* start *

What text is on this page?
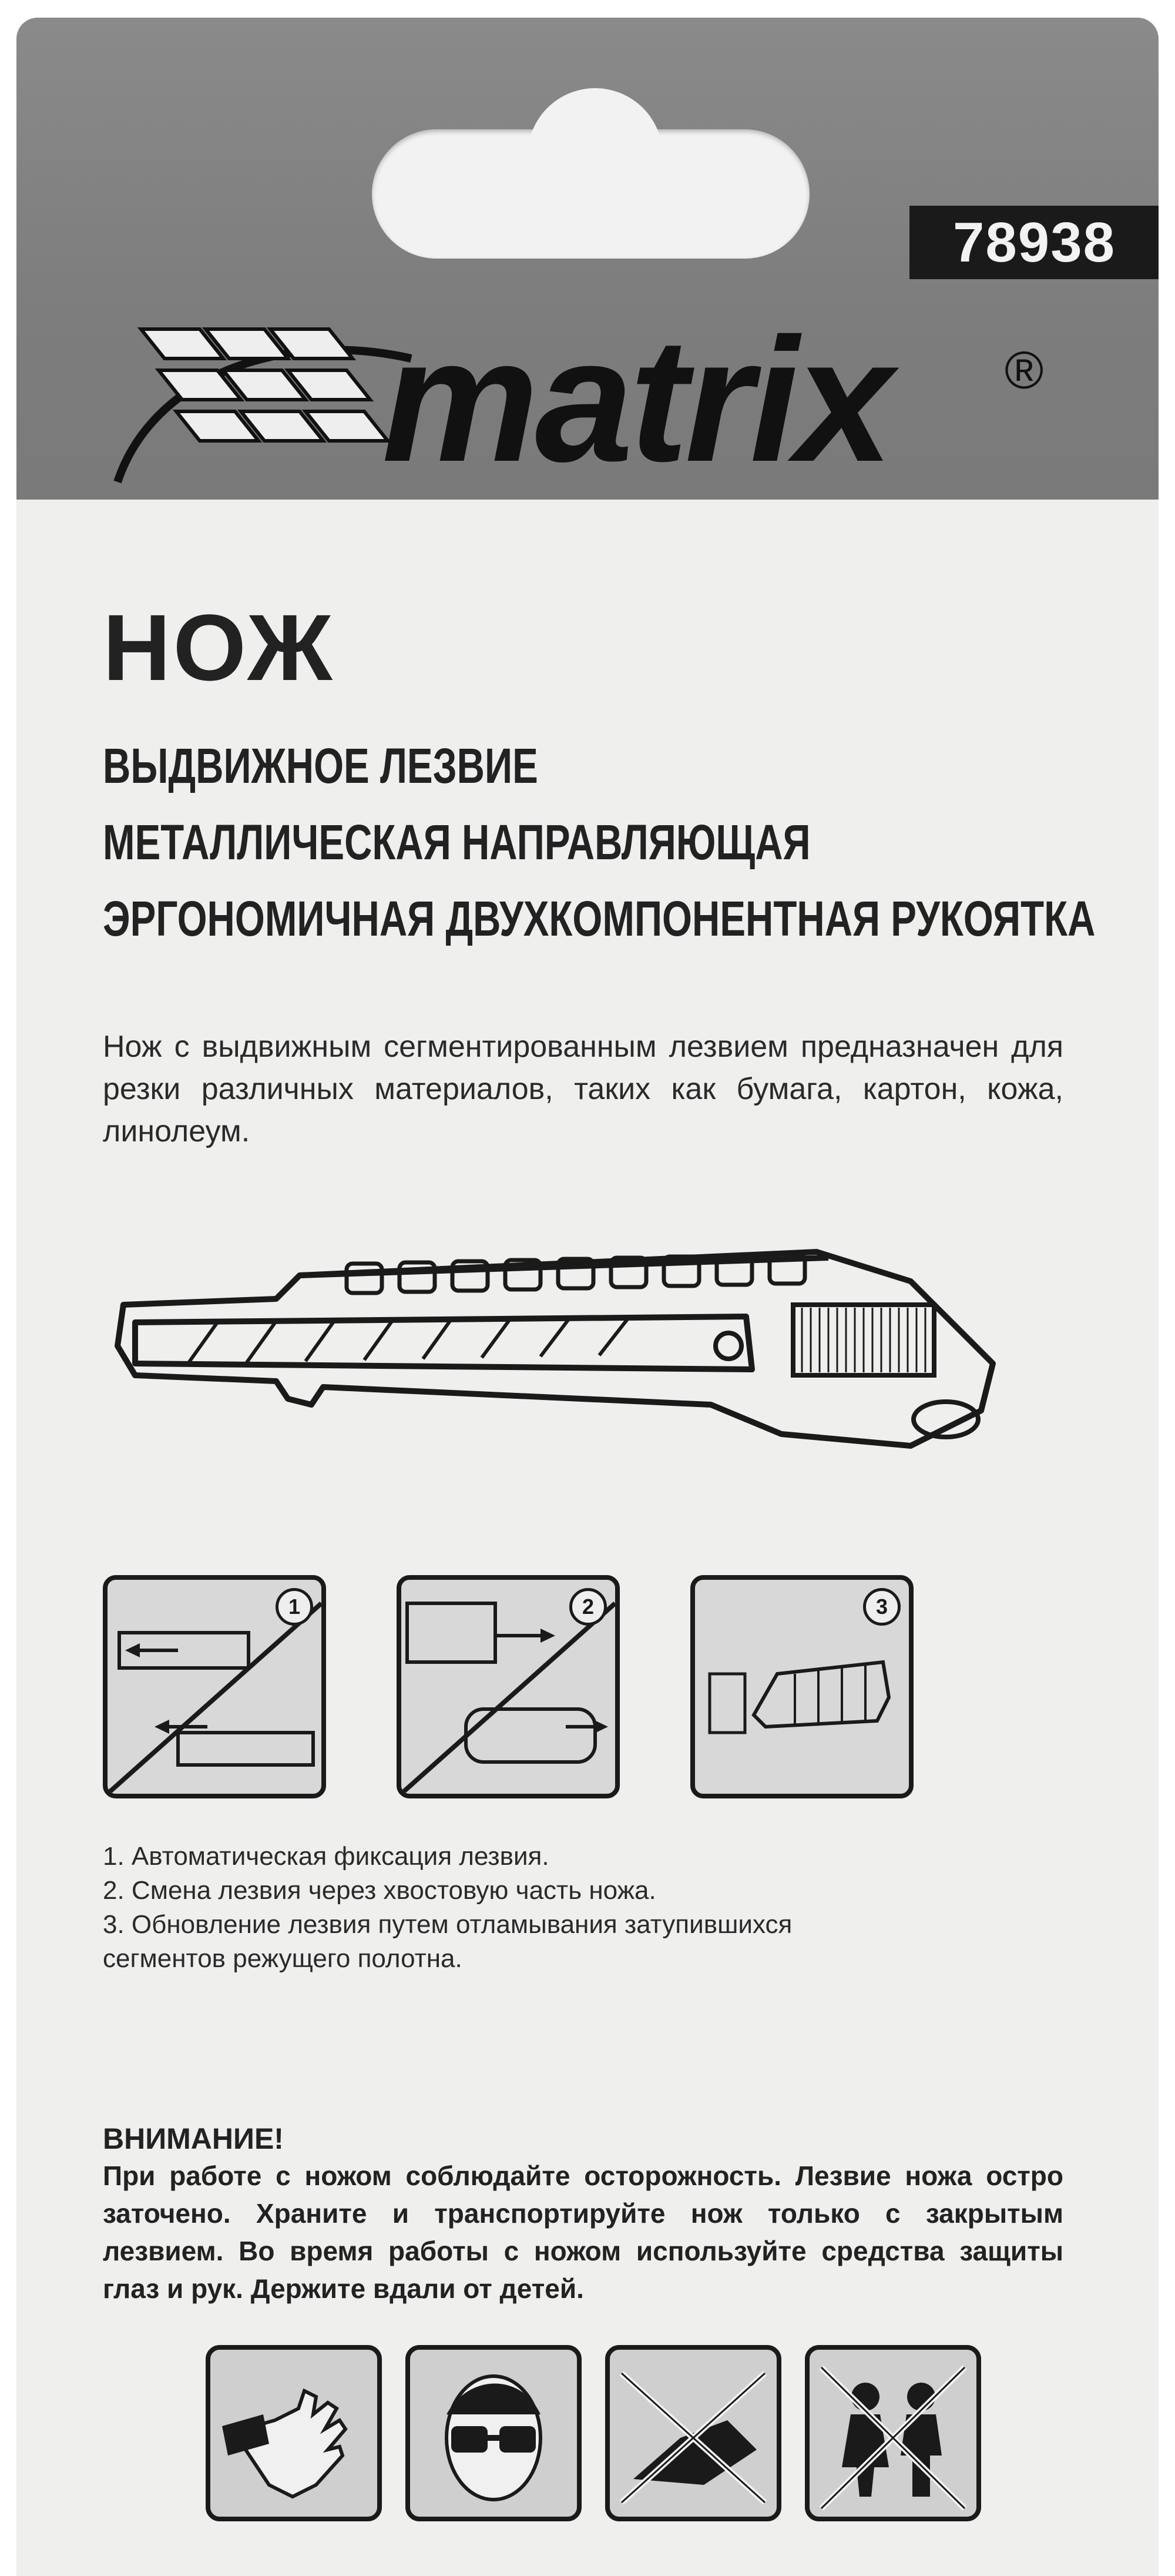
78938
matrix ®
НОЖ
ВЫДВИЖНОЕ ЛЕЗВИЕ
МЕТАЛЛИЧЕСКАЯ НАПРАВЛЯЮЩАЯ
ЭРГОНОМИЧНАЯ ДВУХКОМПОНЕНТНАЯ РУКОЯТКА
Нож с выдвижным сегментированным лезвием предназначен для резки различных материалов, таких как бумага, картон, кожа, линолеум.
1	2	3
1. Автоматическая фиксация лезвия.
2. Смена лезвия через хвостовую часть ножа.
3. Обновление лезвия путем отламывания затупившихся
сегментов режущего полотна.
ВНИМАНИЕ!
При работе с ножом соблюдайте осторожность. Лезвие ножа остро заточено. Храните и транспортируйте нож только с закрытым лезвием. Во время работы с ножом используйте средства защиты глаз и рук. Держите вдали от детей.
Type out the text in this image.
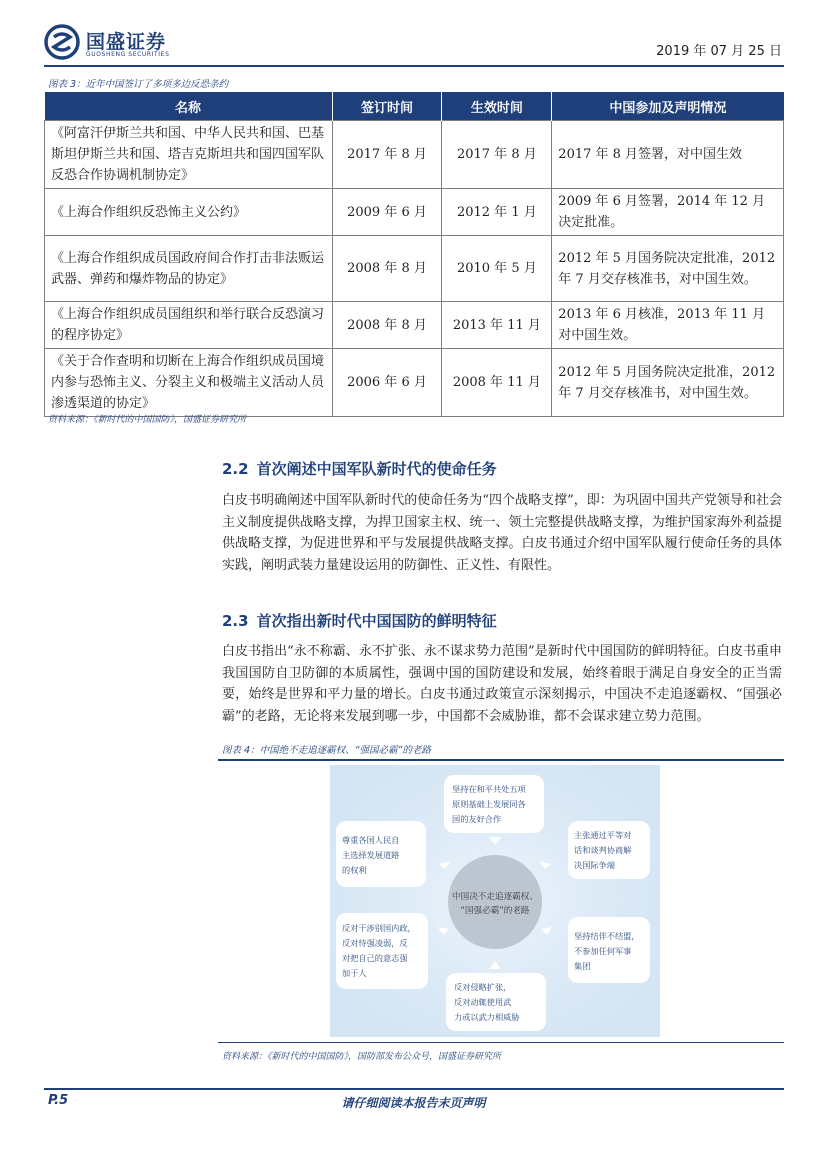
国盛证券
GUOSHENG SECURITIES	2019 年 07 月 25 日
图表 3：近年中国签订了多项多边反恐条约
名称	签订时间	生效时间	中国参加及声明情况
《阿富汗伊斯兰共和国、中华人民共和国、巴基斯坦伊斯兰共和国、塔吉克斯坦共和国四国军队反恐合作协调机制协定》	2017 年 8 月	2017 年 8 月	2017 年 8 月签署，对中国生效
《上海合作组织反恐怖主义公约》	2009 年 6 月	2012 年 1 月	2009 年 6 月签署，2014 年 12 月决定批准。
《上海合作组织成员国政府间合作打击非法贩运武器、弹药和爆炸物品的协定》	2008 年 8 月	2010 年 5 月	2012 年 5 月国务院决定批准，2012 年 7 月交存核准书，对中国生效。
《上海合作组织成员国组织和举行联合反恐演习的程序协定》	2008 年 8 月	2013 年 11 月	2013 年 6 月核准，2013 年 11 月对中国生效。
《关于合作查明和切断在上海合作组织成员国境内参与恐怖主义、分裂主义和极端主义活动人员渗透渠道的协定》	2006 年 6 月	2008 年 11 月	2012 年 5 月国务院决定批准，2012 年 7 月交存核准书，对中国生效。
资料来源：《新时代的中国国防》，国盛证券研究所
2.2 首次阐述中国军队新时代的使命任务
白皮书明确阐述中国军队新时代的使命任务为“四个战略支撑”，即：为巩固中国共产党领导和社会主义制度提供战略支撑，为捍卫国家主权、统一、领土完整提供战略支撑，为维护国家海外利益提供战略支撑，为促进世界和平与发展提供战略支撑。白皮书通过介绍中国军队履行使命任务的具体实践，阐明武装力量建设运用的防御性、正义性、有限性。
2.3 首次指出新时代中国国防的鲜明特征
白皮书指出“永不称霸、永不扩张、永不谋求势力范围”是新时代中国国防的鲜明特征。白皮书重申我国国防自卫防御的本质属性，强调中国的国防建设和发展，始终着眼于满足自身安全的正当需要，始终是世界和平力量的增长。白皮书通过政策宣示深刻揭示，中国决不走追逐霸权、“国强必霸”的老路，无论将来发展到哪一步，中国都不会威胁谁，都不会谋求建立势力范围。
图表 4：中国绝不走追逐霸权、“强国必霸”的老路
中国决不走追逐霸权、
“国强必霸”的老路
坚持在和平共处五项
原则基础上发展同各
国的友好合作
主张通过平等对
话和谈判协商解
决国际争端
坚持结伴不结盟，
不参加任何军事
集团
反对侵略扩张，
反对动辄使用武
力或以武力相威胁
反对干涉别国内政，
反对恃强凌弱，反
对把自己的意志强
加于人
尊重各国人民自
主选择发展道路
的权利
资料来源：《新时代的中国国防》，国防部发布公众号，国盛证券研究所
P.5	请仔细阅读本报告末页声明
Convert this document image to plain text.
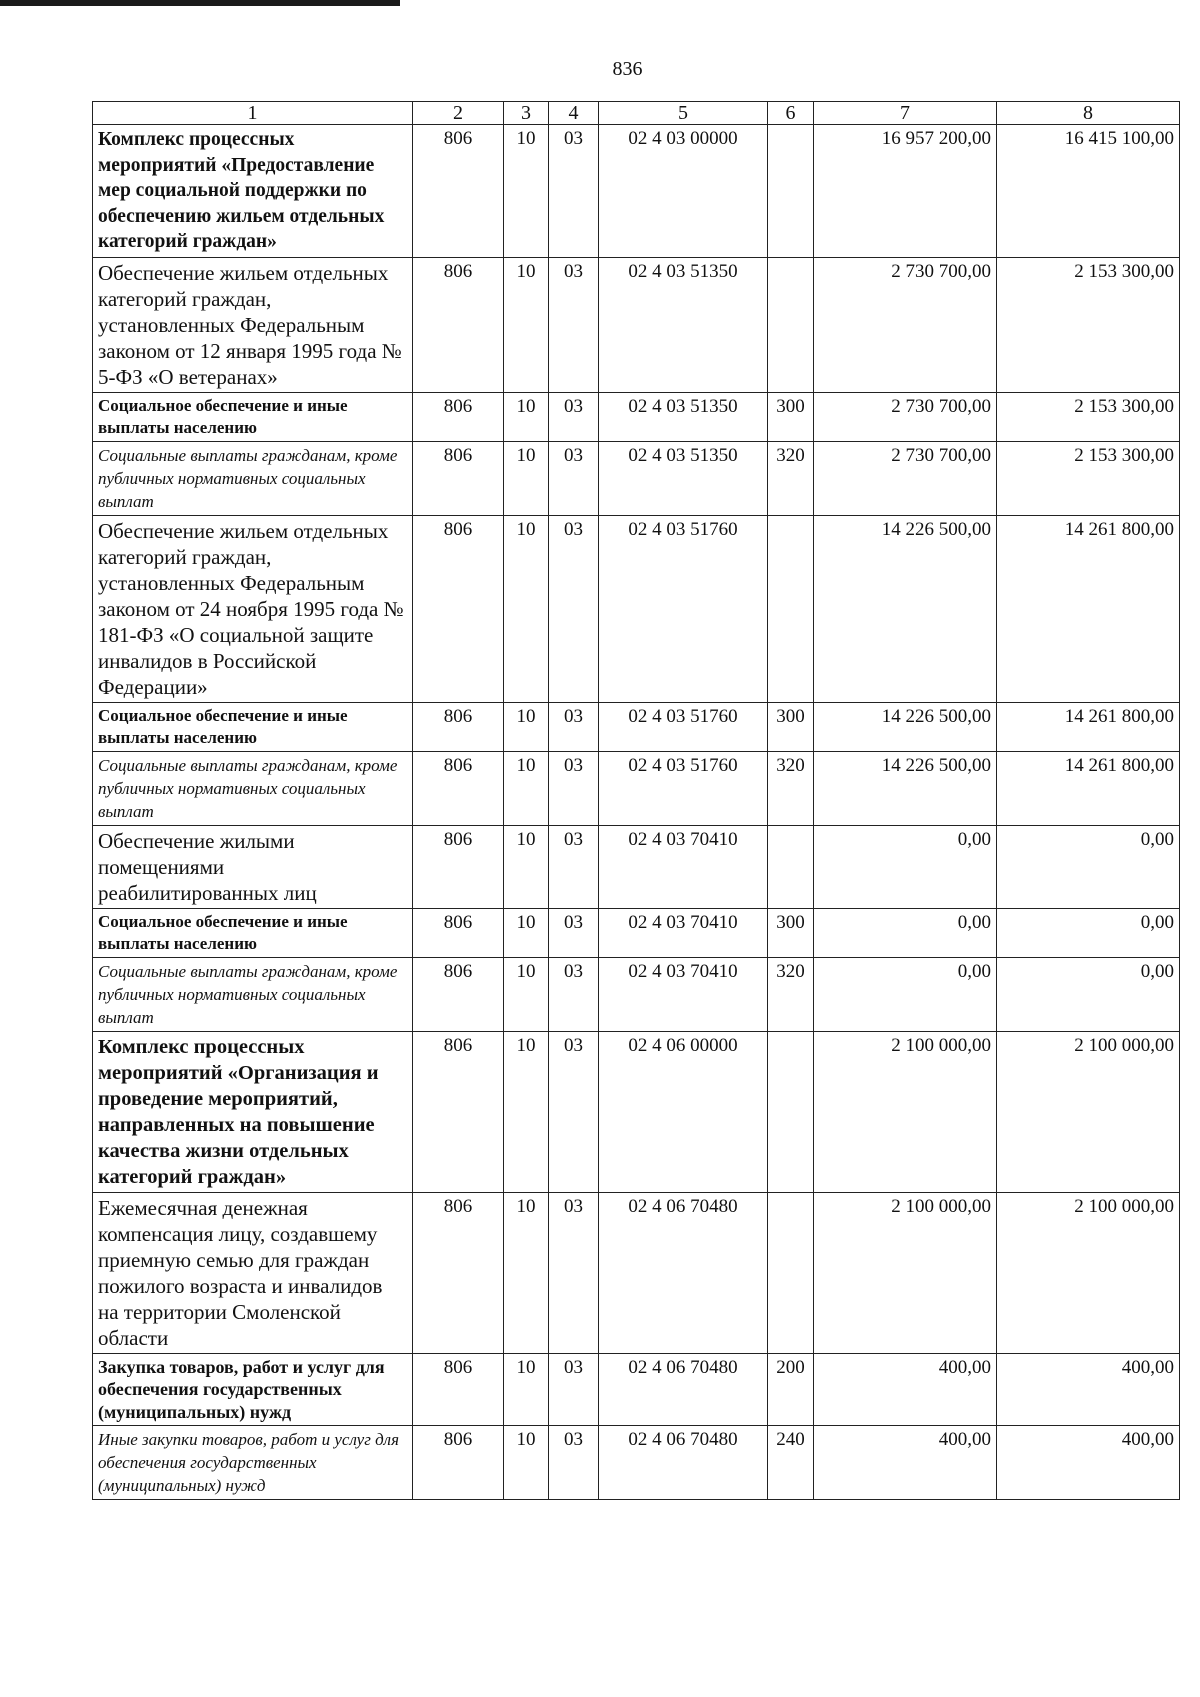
836
1	2	3	4	5	6	7	8
Комплекс процессных мероприятий «Предоставление мер социальной поддержки по обеспечению жильем отдельных категорий граждан»	806	10	03	02 4 03 00000		16 957 200,00	16 415 100,00
Обеспечение жильем отдельных категорий граждан, установленных Федеральным законом от 12 января 1995 года № 5-ФЗ «О ветеранах»	806	10	03	02 4 03 51350		2 730 700,00	2 153 300,00
Социальное обеспечение и иные выплаты населению	806	10	03	02 4 03 51350	300	2 730 700,00	2 153 300,00
Социальные выплаты гражданам, кроме публичных нормативных социальных выплат	806	10	03	02 4 03 51350	320	2 730 700,00	2 153 300,00
Обеспечение жильем отдельных категорий граждан, установленных Федеральным законом от 24 ноября 1995 года № 181-ФЗ «О социальной защите инвалидов в Российской Федерации»	806	10	03	02 4 03 51760		14 226 500,00	14 261 800,00
Социальное обеспечение и иные выплаты населению	806	10	03	02 4 03 51760	300	14 226 500,00	14 261 800,00
Социальные выплаты гражданам, кроме публичных нормативных социальных выплат	806	10	03	02 4 03 51760	320	14 226 500,00	14 261 800,00
Обеспечение жилыми помещениями реабилитированных лиц	806	10	03	02 4 03 70410		0,00	0,00
Социальное обеспечение и иные выплаты населению	806	10	03	02 4 03 70410	300	0,00	0,00
Социальные выплаты гражданам, кроме публичных нормативных социальных выплат	806	10	03	02 4 03 70410	320	0,00	0,00
Комплекс процессных мероприятий «Организация и проведение мероприятий, направленных на повышение качества жизни отдельных категорий граждан»	806	10	03	02 4 06 00000		2 100 000,00	2 100 000,00
Ежемесячная денежная компенсация лицу, создавшему приемную семью для граждан пожилого возраста и инвалидов на территории Смоленской области	806	10	03	02 4 06 70480		2 100 000,00	2 100 000,00
Закупка товаров, работ и услуг для обеспечения государственных (муниципальных) нужд	806	10	03	02 4 06 70480	200	400,00	400,00
Иные закупки товаров, работ и услуг для обеспечения государственных (муниципальных) нужд	806	10	03	02 4 06 70480	240	400,00	400,00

* end *

● **Work instructions**
Extract every line containing the string "this" from the data above.

● **Reply to the task**
What text is on this page?
Type out the text in this image.
Convert this document image to plain text.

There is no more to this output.